## AUFGABE A
Bei welchem Spielstand brach der Schiedsrichter laut dem Artikel über den Spielabbruch die Partie ab?

## AUSZUG

+--

Aus dem Sportgericht - Kommentar

Kurioser Spielabbruch und die Folgen: 48 Spiele Sperre für Ex-Hohe Lufter

Das Sportgericht des Hessischen Fußball-Verbandes am Dienstagabend in Grünberg mit Dr. Stephan Dittl (Mitte) und den Beisitzern Wilfried Olschewski (rechts) und Sven Henneke
Foto: Hans-Hubertus Braune

13.11.2025 / GRÜNBERG - Harte Strafen und viele Diskussionen nach einem unrühmlichen Fußballspiel. Es war keineswegs eine leichte Aufgabe für das Sportgericht des Hessischen Fußball-Verbandes, das die Folgen des Spielabbruchs am Dienstagabend in der Sportschule in Grünberg (Landkreis Gießen) unter dem Vorsitz von Dr. Stephan Dittl verhandelte.

Es ging um die Partie zwischen der SG Friedewald/Ausbach und dem FSV Hohe Luft in der Kreisoberliga Fulda Nord. Ende August dieses Jahres endete die Partie in einem handfesten Tumult. Letztlich brach Schiedsrichter Johannes Jonas die Partie beim Stande von 1:1 (0:0) ab. Doch was war genau geschehen?

In Zeiten von Mobilfunkgeräten gibt es viele Beweise. So kursieren von dieser Szene angeblich vier Videos aus verschiedenen Blickrichtungen. Doch so wirklich verwertbar war dies für das Sportgericht nicht. Zwar schauten sich Dr. Dittl sowie seine Beisitzer Wilfried Olschewski und Sven Henneke das Material an und lauschten auch einer Audionachricht eines Spielers, doch so wirklich nützlich war dies alles nicht.

Was klar ist: nachdem der FSV Hohe Luft einen Freistoß zugesprochen bekommen hatte, eskalierte die Situation in der 86. Minute. Es wurde geschlagen, gespuckt und beleidigt. Nachdem der Schiri einem Hohe Lufter die gelbe Karte gezeigt hatte und anschließend direkt Gelb-Rot, rastete dieser laut Jonas völlig aus. Sein Gesichtsausdruck hätte ihm Angst eingeflößt. Es entstand eine Rudelbildung. Tim Emmerich von Friedewald bekam Spuke ins Gesicht ab, ein zweiter Friedewalder Spieler wohl auch. Im Gesicht des Torwarts Jonas Köhler (Friedewald/Ausbach) landete die "flache" Hand eines Hohe Lufters. Der Schiri wollte zunächst das Schutzkonzept anwenden, pfiff entsprechend und setzte das Kreuzzeichen über seinem Kopf. Das alles schien niemand zu interessieren. Hohe Lufts Trainer Ali Contan sei wohl zum Schiri gegangen und habe ihm gesagt, dass es keinen Sinn mehr mache und ein Abbruch richtig sei.. Daraufhin habe der Schiri das Spiel tatsächlich abgebrochen. Offenbar insgesamt ein Missverständnis. Trotzdem sind viele Beobachter einig, dass eine ordnungsgemäße Durchführung nicht mehr sinnvoll war.

+--

## DIE AUFLISTUNG
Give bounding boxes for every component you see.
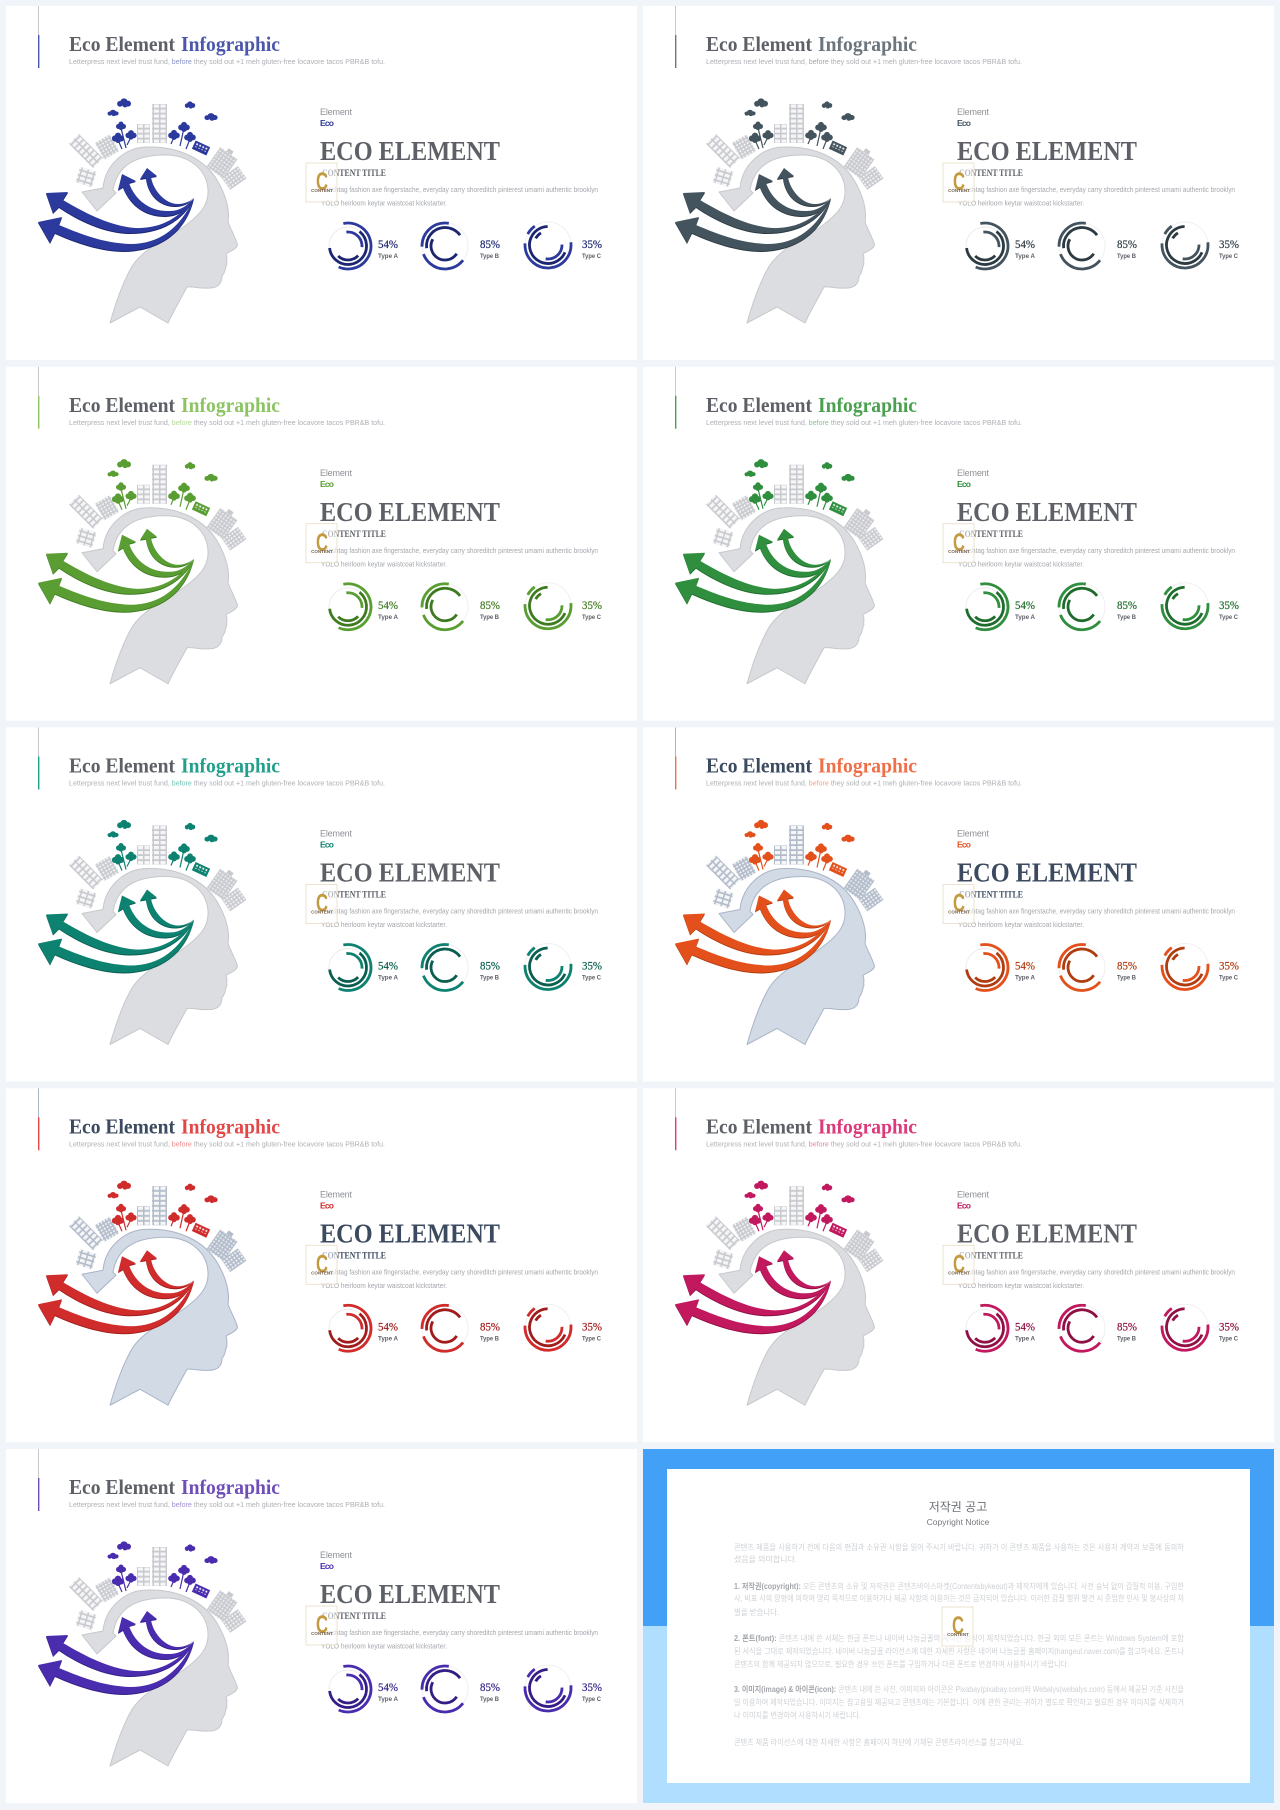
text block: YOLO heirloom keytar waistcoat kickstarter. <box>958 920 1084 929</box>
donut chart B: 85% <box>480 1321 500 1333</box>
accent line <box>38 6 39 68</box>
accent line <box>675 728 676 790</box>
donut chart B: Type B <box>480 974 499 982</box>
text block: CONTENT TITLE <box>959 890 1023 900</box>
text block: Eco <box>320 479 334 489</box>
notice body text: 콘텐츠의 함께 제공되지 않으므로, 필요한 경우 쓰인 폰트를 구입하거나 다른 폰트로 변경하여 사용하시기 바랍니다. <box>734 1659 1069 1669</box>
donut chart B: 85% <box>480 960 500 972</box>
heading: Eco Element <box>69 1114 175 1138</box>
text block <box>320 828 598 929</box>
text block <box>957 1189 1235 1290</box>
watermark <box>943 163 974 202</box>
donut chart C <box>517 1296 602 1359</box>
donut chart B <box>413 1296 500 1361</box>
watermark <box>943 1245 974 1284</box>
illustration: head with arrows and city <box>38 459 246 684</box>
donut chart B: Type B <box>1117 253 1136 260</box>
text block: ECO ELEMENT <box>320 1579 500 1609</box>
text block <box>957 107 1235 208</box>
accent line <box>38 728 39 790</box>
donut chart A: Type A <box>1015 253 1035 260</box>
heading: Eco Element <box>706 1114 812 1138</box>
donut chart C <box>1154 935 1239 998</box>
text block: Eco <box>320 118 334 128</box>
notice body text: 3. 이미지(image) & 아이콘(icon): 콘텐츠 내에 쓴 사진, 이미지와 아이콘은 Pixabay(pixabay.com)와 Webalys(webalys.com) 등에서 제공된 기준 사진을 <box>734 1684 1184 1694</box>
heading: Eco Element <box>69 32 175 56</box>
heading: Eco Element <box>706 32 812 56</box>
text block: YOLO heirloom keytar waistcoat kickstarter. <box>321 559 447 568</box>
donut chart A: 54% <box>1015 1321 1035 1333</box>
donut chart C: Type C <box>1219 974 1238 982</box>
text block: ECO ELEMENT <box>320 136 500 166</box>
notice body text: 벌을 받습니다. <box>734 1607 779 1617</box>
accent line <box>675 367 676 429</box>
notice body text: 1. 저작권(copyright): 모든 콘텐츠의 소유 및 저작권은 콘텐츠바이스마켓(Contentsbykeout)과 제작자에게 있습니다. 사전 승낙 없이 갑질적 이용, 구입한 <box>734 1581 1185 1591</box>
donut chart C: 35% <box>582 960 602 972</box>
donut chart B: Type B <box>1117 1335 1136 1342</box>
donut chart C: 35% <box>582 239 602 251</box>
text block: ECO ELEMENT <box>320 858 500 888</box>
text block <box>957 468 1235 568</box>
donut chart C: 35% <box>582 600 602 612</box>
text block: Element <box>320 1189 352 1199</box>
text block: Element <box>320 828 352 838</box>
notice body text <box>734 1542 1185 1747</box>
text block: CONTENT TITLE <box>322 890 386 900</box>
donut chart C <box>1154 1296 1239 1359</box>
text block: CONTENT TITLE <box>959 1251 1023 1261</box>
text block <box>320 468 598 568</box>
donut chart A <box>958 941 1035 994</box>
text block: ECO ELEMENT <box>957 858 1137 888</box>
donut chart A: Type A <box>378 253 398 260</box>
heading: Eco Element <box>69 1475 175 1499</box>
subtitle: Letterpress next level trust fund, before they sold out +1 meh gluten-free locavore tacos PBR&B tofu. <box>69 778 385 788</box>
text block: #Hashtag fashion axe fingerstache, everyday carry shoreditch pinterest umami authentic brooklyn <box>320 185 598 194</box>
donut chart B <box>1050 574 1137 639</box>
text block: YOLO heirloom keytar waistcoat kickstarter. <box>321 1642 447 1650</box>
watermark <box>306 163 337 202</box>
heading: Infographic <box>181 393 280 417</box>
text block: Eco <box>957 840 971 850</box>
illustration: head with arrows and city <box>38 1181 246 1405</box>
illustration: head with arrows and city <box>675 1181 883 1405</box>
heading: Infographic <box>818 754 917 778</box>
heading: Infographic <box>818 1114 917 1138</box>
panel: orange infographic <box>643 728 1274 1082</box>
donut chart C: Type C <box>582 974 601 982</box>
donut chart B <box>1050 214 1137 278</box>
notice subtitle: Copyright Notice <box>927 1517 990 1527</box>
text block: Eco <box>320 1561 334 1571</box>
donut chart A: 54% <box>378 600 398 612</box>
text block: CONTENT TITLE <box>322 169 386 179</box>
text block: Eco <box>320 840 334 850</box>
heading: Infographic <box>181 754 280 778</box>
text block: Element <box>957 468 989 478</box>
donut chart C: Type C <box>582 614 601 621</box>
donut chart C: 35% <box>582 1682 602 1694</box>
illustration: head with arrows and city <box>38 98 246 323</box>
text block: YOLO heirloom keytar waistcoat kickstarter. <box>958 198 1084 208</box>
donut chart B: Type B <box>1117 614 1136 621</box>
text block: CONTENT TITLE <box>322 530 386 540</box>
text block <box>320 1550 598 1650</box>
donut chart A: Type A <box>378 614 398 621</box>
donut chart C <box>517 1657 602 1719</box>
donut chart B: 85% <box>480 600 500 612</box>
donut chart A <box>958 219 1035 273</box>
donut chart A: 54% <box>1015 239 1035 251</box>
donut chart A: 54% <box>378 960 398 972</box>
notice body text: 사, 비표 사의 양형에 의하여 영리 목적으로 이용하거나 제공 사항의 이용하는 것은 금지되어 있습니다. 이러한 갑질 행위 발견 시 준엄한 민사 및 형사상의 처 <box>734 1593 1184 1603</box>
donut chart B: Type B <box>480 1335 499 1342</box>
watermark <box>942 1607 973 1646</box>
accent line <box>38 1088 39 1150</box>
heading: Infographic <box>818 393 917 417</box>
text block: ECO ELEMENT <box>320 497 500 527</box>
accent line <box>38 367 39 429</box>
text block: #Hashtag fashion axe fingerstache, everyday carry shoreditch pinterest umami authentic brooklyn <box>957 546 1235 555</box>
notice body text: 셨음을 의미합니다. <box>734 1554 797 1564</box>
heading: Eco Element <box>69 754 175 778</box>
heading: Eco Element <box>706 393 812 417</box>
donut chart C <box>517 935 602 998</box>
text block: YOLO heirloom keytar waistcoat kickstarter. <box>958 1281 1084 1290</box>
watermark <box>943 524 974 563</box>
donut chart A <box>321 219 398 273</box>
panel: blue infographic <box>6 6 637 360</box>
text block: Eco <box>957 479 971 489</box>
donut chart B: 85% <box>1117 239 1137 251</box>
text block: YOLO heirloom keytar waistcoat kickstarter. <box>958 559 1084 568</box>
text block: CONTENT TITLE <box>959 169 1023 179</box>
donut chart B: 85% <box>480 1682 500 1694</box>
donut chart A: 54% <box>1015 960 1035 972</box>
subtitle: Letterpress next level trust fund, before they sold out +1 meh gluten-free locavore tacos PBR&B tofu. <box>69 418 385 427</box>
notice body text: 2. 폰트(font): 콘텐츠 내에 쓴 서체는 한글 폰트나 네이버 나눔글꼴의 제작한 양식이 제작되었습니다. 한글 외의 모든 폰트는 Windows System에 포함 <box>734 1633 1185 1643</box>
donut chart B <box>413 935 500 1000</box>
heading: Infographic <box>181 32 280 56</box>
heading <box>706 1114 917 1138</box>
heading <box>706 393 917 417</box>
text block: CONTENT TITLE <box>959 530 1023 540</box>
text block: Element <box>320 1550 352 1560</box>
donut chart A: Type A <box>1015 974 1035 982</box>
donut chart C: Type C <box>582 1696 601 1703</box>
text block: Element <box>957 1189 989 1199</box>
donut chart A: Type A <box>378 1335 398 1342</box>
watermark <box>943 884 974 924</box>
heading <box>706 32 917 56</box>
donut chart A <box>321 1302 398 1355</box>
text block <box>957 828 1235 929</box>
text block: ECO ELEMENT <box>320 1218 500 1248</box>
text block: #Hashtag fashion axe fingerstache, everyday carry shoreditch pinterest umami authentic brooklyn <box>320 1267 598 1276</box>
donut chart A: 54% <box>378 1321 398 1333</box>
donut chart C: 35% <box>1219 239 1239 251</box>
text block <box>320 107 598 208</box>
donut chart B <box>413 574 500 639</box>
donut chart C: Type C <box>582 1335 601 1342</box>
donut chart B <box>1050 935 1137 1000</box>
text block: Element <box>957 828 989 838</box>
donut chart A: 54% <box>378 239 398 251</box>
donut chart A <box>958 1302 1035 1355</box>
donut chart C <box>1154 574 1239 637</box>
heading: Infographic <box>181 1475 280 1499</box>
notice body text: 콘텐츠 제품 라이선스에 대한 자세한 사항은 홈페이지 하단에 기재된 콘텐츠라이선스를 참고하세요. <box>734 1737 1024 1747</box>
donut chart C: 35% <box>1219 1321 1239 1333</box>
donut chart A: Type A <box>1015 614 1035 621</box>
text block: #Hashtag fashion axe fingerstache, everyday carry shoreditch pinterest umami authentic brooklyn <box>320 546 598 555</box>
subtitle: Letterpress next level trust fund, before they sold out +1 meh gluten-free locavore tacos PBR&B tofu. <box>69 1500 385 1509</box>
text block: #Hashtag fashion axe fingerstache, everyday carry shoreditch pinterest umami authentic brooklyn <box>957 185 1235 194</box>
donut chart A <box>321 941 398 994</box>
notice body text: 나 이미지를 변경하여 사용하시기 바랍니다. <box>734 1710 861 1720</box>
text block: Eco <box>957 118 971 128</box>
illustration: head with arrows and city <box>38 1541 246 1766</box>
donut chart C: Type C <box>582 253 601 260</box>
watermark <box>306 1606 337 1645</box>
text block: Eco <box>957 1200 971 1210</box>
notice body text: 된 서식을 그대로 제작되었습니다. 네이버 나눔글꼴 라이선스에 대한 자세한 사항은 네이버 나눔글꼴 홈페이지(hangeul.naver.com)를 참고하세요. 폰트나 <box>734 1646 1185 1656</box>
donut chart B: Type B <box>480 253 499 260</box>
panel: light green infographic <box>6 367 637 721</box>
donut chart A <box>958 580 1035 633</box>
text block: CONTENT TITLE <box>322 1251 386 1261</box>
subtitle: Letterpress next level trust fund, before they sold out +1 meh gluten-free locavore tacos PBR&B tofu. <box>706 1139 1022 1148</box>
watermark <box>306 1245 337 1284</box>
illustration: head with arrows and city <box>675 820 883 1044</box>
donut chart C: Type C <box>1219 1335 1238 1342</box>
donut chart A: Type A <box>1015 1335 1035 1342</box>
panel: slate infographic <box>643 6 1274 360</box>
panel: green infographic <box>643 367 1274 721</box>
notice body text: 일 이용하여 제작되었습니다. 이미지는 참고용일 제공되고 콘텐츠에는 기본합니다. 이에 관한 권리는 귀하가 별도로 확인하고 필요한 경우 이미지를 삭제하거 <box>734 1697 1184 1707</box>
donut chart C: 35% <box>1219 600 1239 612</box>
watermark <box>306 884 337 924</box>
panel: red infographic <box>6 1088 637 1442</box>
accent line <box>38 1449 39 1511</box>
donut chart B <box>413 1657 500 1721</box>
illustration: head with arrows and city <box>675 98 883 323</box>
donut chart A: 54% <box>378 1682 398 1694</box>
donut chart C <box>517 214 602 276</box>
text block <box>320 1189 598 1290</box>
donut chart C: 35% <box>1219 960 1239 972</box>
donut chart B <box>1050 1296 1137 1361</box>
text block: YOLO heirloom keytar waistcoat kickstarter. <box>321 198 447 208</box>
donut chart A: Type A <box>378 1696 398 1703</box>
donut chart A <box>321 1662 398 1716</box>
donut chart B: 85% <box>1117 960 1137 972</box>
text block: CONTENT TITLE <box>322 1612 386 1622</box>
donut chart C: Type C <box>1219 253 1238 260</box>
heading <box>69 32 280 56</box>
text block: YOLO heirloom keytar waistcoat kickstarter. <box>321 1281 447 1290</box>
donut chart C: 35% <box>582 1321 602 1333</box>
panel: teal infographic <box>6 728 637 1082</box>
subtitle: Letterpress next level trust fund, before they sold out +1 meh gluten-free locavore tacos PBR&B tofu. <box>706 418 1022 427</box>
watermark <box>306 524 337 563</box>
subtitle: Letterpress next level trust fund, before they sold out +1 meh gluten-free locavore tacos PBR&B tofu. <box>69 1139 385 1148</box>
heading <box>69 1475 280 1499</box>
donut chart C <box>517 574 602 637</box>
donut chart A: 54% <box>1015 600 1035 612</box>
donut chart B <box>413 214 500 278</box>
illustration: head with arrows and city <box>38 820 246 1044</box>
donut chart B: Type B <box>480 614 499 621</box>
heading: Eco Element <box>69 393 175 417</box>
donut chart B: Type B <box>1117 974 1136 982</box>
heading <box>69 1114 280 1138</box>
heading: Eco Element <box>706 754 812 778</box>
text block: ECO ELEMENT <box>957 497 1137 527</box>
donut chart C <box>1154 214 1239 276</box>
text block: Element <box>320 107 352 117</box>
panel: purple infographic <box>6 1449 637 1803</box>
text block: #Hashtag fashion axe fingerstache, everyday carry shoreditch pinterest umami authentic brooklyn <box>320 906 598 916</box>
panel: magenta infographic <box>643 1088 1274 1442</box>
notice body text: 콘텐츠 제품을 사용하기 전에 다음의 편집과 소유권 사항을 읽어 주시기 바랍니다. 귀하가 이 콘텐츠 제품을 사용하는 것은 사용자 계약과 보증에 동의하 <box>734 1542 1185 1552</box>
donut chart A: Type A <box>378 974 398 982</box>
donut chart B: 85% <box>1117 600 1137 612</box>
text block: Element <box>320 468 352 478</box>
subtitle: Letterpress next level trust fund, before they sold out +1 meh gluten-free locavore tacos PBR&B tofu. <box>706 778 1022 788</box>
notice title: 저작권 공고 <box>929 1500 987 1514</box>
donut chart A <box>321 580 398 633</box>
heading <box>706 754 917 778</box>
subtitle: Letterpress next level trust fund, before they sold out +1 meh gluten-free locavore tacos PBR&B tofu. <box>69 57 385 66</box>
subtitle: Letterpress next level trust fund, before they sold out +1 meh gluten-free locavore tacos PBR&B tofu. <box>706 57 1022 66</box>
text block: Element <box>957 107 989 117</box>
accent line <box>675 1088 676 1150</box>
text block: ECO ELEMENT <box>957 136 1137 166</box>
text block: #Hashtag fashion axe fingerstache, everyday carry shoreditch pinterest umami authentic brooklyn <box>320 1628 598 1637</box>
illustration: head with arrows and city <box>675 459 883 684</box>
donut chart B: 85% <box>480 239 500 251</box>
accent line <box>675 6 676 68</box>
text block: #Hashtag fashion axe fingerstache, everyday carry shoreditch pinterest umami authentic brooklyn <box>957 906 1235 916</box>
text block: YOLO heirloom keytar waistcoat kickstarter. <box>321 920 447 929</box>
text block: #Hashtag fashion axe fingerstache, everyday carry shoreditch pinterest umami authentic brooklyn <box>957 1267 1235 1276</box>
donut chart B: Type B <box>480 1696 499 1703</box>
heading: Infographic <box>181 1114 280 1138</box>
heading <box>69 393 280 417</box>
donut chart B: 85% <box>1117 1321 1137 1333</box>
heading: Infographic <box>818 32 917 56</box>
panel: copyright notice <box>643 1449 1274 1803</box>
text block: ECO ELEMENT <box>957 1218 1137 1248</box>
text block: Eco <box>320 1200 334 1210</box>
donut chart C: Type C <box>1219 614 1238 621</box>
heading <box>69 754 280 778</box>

+--

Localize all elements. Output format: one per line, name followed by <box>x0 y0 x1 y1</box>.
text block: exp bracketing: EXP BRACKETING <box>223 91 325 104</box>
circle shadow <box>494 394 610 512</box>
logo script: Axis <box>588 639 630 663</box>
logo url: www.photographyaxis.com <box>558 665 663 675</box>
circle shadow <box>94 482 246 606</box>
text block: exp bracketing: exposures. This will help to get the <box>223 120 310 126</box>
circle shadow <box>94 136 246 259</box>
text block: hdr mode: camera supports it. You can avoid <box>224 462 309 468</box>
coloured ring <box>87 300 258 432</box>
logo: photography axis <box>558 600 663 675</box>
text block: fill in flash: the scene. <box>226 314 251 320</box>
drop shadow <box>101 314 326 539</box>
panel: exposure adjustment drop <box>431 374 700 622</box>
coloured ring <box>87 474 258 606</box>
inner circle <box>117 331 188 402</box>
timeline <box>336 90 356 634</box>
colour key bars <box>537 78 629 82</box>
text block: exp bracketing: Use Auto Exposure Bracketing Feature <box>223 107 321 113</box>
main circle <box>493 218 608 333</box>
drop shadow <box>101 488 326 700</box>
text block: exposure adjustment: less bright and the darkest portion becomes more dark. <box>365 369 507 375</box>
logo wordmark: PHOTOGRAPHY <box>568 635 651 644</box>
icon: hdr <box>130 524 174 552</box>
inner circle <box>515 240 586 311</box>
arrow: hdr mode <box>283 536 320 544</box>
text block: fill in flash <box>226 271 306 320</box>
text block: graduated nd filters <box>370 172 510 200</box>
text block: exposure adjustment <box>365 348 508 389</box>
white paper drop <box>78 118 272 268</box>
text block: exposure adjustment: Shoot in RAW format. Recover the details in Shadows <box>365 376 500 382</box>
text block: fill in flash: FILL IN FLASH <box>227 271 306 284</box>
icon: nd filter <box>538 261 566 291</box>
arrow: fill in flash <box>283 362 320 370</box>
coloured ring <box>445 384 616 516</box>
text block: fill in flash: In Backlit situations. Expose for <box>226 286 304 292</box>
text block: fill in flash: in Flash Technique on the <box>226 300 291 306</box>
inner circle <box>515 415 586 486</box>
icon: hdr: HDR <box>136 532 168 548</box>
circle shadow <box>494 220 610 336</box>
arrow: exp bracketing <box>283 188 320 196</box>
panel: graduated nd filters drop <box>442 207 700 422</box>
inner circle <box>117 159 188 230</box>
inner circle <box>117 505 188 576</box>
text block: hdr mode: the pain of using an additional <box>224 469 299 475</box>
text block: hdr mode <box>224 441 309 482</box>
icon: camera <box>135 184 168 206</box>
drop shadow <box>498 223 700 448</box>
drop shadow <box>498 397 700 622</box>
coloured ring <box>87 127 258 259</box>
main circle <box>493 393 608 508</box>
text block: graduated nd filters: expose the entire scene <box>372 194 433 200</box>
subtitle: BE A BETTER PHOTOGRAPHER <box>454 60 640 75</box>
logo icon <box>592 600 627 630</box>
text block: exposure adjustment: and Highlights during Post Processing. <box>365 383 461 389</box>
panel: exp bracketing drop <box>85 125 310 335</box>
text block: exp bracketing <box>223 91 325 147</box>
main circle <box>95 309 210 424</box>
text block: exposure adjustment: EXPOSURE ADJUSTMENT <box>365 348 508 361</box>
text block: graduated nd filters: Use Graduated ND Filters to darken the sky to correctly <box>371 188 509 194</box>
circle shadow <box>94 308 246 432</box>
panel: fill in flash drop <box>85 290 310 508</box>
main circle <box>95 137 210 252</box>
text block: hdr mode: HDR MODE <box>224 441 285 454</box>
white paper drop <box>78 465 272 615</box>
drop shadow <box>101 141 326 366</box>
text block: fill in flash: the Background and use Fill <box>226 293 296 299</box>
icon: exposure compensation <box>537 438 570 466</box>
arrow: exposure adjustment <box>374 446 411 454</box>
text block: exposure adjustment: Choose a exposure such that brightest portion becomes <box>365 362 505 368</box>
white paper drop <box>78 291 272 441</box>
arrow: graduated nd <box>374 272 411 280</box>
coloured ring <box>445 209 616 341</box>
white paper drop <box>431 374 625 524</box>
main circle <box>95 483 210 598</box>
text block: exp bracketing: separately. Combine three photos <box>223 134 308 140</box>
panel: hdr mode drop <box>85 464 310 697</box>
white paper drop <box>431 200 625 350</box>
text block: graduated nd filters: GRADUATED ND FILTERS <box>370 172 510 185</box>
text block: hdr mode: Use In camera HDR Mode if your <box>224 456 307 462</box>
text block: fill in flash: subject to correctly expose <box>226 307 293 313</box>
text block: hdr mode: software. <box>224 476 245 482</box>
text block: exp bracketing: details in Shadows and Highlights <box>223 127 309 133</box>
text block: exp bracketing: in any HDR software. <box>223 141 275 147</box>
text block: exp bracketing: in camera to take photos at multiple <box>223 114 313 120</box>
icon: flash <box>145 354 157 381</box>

+--

## AUFGABE B
Geben Sie die Zeilen der Auflistung als Markdown-Tabelle mit den Spalten „Nummer“ und „Zeile“ wieder, wobei Leerzeilen entfallen. Beginnen Sie bei der Zeile mit „Localize all elements.“ und hören Sie nach der Zeile mit „circle shadow <box>94 136 246 259</box>“ auf.

## RICHTIGE ANTWORT A
Beim Stand von 1:1 (0:0).

## RICHTIGE ANTWORT B
| Nummer | Zeile |
|---|---|
| 1 | Localize all elements. Output format: one per line, name followed by <box>x0 y0 x1 y1</box>. |
| 2 | text block: exp bracketing: EXP BRACKETING <box>223 91 325 104</box> |
| 3 | circle shadow <box>494 394 610 512</box> |
| 4 | logo script: Axis <box>588 639 630 663</box> |
| 5 | logo url: www.photographyaxis.com <box>558 665 663 675</box> |
| 6 | circle shadow <box>94 482 246 606</box> |
| 7 | text block: exp bracketing: exposures. This will help to get the <box>223 120 310 126</box> |
| 8 | circle shadow <box>94 136 246 259</box> |